Copy out the listing below verbatim, from its first line through the line containing "bkg-model-point xyxy=(107,299,111,303)", including that line.

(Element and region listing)
-.-.-

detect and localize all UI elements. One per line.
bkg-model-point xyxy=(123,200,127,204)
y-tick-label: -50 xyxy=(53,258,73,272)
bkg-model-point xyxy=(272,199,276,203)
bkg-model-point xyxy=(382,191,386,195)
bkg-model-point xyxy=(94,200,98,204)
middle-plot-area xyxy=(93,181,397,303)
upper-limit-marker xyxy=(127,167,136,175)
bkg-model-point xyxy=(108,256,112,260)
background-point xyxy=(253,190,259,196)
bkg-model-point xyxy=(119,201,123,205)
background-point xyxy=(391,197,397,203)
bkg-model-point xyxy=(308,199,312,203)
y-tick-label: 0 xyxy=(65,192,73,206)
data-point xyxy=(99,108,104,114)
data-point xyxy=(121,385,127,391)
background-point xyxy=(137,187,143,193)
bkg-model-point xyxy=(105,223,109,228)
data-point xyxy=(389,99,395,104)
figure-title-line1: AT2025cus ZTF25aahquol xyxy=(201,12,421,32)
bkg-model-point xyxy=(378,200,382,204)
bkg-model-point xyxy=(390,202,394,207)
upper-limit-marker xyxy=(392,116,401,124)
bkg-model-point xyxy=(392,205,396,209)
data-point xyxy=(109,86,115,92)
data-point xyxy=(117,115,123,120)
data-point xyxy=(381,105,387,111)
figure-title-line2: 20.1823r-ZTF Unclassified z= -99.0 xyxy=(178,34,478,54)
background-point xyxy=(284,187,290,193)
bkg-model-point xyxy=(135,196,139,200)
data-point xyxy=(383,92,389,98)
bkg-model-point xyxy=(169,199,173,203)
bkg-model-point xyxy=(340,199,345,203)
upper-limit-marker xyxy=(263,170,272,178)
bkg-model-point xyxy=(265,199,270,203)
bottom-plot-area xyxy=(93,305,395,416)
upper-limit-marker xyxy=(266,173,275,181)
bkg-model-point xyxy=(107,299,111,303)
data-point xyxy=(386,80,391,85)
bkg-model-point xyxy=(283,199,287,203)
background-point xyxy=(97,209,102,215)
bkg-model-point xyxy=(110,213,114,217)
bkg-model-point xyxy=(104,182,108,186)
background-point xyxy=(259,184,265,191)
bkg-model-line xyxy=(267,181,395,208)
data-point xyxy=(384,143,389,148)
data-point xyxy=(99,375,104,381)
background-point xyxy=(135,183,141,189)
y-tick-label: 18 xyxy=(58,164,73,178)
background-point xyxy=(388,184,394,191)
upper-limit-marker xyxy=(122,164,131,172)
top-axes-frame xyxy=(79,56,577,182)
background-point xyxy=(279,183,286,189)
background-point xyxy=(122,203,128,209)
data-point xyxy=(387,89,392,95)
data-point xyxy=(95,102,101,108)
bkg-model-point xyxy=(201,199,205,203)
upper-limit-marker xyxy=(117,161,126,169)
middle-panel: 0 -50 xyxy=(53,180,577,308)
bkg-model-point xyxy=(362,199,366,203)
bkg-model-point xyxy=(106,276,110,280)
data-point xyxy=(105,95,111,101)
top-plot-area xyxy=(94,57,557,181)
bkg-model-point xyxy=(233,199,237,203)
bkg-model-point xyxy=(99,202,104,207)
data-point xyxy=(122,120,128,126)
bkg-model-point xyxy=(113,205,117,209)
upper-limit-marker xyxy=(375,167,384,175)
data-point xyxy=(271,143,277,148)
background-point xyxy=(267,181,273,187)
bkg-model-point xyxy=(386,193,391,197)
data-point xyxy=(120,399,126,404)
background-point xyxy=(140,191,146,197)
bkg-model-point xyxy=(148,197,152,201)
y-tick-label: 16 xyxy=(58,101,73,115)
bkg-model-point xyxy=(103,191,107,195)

-.-.-

— The response —
detect and localize all UI elements. One per line.
bkg-model-point xyxy=(123,200,127,204)
y-tick-label: -50 xyxy=(53,258,73,272)
bkg-model-point xyxy=(272,199,276,203)
bkg-model-point xyxy=(382,191,386,195)
bkg-model-point xyxy=(94,200,98,204)
middle-plot-area xyxy=(93,181,397,303)
upper-limit-marker xyxy=(127,167,136,175)
bkg-model-point xyxy=(108,256,112,260)
background-point xyxy=(253,190,259,196)
bkg-model-point xyxy=(119,201,123,205)
background-point xyxy=(391,197,397,203)
bkg-model-point xyxy=(308,199,312,203)
y-tick-label: 0 xyxy=(65,192,73,206)
data-point xyxy=(99,108,104,114)
data-point xyxy=(121,385,127,391)
background-point xyxy=(137,187,143,193)
bkg-model-point xyxy=(105,223,109,228)
data-point xyxy=(389,99,395,104)
figure-title-line1: AT2025cus ZTF25aahquol xyxy=(201,12,421,32)
bkg-model-point xyxy=(378,200,382,204)
bkg-model-point xyxy=(390,202,394,207)
upper-limit-marker xyxy=(392,116,401,124)
bkg-model-point xyxy=(392,205,396,209)
data-point xyxy=(109,86,115,92)
data-point xyxy=(117,115,123,120)
data-point xyxy=(381,105,387,111)
figure-title-line2: 20.1823r-ZTF Unclassified z= -99.0 xyxy=(178,34,478,54)
background-point xyxy=(284,187,290,193)
bkg-model-point xyxy=(135,196,139,200)
data-point xyxy=(383,92,389,98)
bkg-model-point xyxy=(169,199,173,203)
bkg-model-point xyxy=(340,199,345,203)
upper-limit-marker xyxy=(263,170,272,178)
bkg-model-point xyxy=(265,199,270,203)
bottom-plot-area xyxy=(93,305,395,416)
upper-limit-marker xyxy=(266,173,275,181)
bkg-model-point xyxy=(107,299,111,303)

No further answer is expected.